───── Data provided ─────

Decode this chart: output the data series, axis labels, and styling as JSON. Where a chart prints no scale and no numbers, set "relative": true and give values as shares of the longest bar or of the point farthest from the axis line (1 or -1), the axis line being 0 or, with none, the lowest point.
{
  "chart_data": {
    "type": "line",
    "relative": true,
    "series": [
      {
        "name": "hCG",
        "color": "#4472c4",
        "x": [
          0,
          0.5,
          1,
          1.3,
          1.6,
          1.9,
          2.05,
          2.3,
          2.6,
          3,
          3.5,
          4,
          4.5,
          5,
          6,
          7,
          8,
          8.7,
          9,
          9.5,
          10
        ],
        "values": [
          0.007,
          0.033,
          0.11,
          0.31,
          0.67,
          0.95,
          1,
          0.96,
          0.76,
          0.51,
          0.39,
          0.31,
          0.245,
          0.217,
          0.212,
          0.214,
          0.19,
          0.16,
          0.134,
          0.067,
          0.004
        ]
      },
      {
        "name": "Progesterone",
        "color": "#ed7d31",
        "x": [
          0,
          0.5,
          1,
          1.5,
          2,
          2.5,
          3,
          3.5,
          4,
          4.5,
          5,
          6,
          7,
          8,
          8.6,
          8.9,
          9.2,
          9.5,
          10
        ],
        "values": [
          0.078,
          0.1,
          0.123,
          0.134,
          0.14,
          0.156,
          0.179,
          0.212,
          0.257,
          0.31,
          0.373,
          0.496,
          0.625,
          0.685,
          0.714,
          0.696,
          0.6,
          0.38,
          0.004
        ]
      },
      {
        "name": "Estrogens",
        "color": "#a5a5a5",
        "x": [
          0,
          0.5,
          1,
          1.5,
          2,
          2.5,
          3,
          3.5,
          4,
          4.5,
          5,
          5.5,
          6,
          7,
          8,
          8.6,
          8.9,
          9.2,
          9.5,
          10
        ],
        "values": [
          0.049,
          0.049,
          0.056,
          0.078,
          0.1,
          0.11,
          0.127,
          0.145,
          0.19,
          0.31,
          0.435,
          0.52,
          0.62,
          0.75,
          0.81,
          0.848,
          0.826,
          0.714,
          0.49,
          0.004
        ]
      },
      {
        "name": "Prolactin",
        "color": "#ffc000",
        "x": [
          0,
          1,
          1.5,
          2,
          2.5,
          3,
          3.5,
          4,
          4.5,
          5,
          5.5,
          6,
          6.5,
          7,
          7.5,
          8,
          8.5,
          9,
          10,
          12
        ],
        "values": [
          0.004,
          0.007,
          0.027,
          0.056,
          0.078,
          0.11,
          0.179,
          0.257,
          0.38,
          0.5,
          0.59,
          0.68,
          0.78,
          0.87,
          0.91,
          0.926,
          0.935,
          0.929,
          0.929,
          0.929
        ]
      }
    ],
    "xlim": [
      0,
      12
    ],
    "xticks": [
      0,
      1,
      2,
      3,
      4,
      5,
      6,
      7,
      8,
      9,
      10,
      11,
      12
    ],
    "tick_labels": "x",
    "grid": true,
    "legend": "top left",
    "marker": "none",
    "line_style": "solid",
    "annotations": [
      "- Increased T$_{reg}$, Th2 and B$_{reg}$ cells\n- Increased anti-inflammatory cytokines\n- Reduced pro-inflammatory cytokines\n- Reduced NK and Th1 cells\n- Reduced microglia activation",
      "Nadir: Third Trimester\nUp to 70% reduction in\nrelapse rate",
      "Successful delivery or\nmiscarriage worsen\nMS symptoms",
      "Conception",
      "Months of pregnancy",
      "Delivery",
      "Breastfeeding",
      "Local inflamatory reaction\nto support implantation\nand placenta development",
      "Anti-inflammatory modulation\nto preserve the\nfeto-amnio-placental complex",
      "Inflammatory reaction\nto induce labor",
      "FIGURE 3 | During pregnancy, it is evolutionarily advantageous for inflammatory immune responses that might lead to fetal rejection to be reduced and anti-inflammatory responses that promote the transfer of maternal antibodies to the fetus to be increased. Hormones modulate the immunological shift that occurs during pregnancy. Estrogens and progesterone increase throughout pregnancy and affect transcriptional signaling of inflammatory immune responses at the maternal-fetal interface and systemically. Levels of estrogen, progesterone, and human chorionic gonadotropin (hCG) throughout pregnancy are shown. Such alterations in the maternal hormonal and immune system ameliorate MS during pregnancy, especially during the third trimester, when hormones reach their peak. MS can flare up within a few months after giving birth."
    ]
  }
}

─────

## To do
The expected response reproduces all of the data precisely.

## Solution to the exercise
Decode this chart: output the data series, axis labels, and styling as JSON. Where a chart prints no scale and no numbers, set "relative": true and give values as shares of the longest bar or of the point farthest from the axis line (1 or -1), the axis line being 0 or, with none, the lowest point.
{
  "chart_data": {
    "type": "line",
    "relative": true,
    "series": [
      {
        "name": "hCG",
        "color": "#4472c4",
        "x": [
          0,
          0.5,
          1,
          1.3,
          1.6,
          1.9,
          2.05,
          2.3,
          2.6,
          3,
          3.5,
          4,
          4.5,
          5,
          6,
          7,
          8,
          8.7,
          9,
          9.5,
          10
        ],
        "values": [
          0.007,
          0.033,
          0.11,
          0.31,
          0.67,
          0.95,
          1,
          0.96,
          0.76,
          0.51,
          0.39,
          0.31,
          0.245,
          0.217,
          0.212,
          0.214,
          0.19,
          0.16,
          0.134,
          0.067,
          0.004
        ]
      },
      {
        "name": "Progesterone",
        "color": "#ed7d31",
        "x": [
          0,
          0.5,
          1,
          1.5,
          2,
          2.5,
          3,
          3.5,
          4,
          4.5,
          5,
          6,
          7,
          8,
          8.6,
          8.9,
          9.2,
          9.5,
          10
        ],
        "values": [
          0.078,
          0.1,
          0.123,
          0.134,
          0.14,
          0.156,
          0.179,
          0.212,
          0.257,
          0.31,
          0.373,
          0.496,
          0.625,
          0.685,
          0.714,
          0.696,
          0.6,
          0.38,
          0.004
        ]
      },
      {
        "name": "Estrogens",
        "color": "#a5a5a5",
        "x": [
          0,
          0.5,
          1,
          1.5,
          2,
          2.5,
          3,
          3.5,
          4,
          4.5,
          5,
          5.5,
          6,
          7,
          8,
          8.6,
          8.9,
          9.2,
          9.5,
          10
        ],
        "values": [
          0.049,
          0.049,
          0.056,
          0.078,
          0.1,
          0.11,
          0.127,
          0.145,
          0.19,
          0.31,
          0.435,
          0.52,
          0.62,
          0.75,
          0.81,
          0.848,
          0.826,
          0.714,
          0.49,
          0.004
        ]
      },
      {
        "name": "Prolactin",
        "color": "#ffc000",
        "x": [
          0,
          1,
          1.5,
          2,
          2.5,
          3,
          3.5,
          4,
          4.5,
          5,
          5.5,
          6,
          6.5,
          7,
          7.5,
          8,
          8.5,
          9,
          10,
          12
        ],
        "values": [
          0.004,
          0.007,
          0.027,
          0.056,
          0.078,
          0.11,
          0.179,
          0.257,
          0.38,
          0.5,
          0.59,
          0.68,
          0.78,
          0.87,
          0.91,
          0.926,
          0.935,
          0.929,
          0.929,
          0.929
        ]
      }
    ],
    "xlim": [
      0,
      12
    ],
    "xticks": [
      0,
      1,
      2,
      3,
      4,
      5,
      6,
      7,
      8,
      9,
      10,
      11,
      12
    ],
    "tick_labels": "x",
    "grid": true,
    "legend": "top left",
    "marker": "none",
    "line_style": "solid",
    "annotations": [
      "- Increased T$_{reg}$, Th2 and B$_{reg}$ cells\n- Increased anti-inflammatory cytokines\n- Reduced pro-inflammatory cytokines\n- Reduced NK and Th1 cells\n- Reduced microglia activation",
      "Nadir: Third Trimester\nUp to 70% reduction in\nrelapse rate",
      "Successful delivery or\nmiscarriage worsen\nMS symptoms",
      "Conception",
      "Months of pregnancy",
      "Delivery",
      "Breastfeeding",
      "Local inflamatory reaction\nto support implantation\nand placenta development",
      "Anti-inflammatory modulation\nto preserve the\nfeto-amnio-placental complex",
      "Inflammatory reaction\nto induce labor",
      "FIGURE 3 | During pregnancy, it is evolutionarily advantageous for inflammatory immune responses that might lead to fetal rejection to be reduced and anti-inflammatory responses that promote the transfer of maternal antibodies to the fetus to be increased. Hormones modulate the immunological shift that occurs during pregnancy. Estrogens and progesterone increase throughout pregnancy and affect transcriptional signaling of inflammatory immune responses at the maternal-fetal interface and systemically. Levels of estrogen, progesterone, and human chorionic gonadotropin (hCG) throughout pregnancy are shown. Such alterations in the maternal hormonal and immune system ameliorate MS during pregnancy, especially during the third trimester, when hormones reach their peak. MS can flare up within a few months after giving birth."
    ]
  }
}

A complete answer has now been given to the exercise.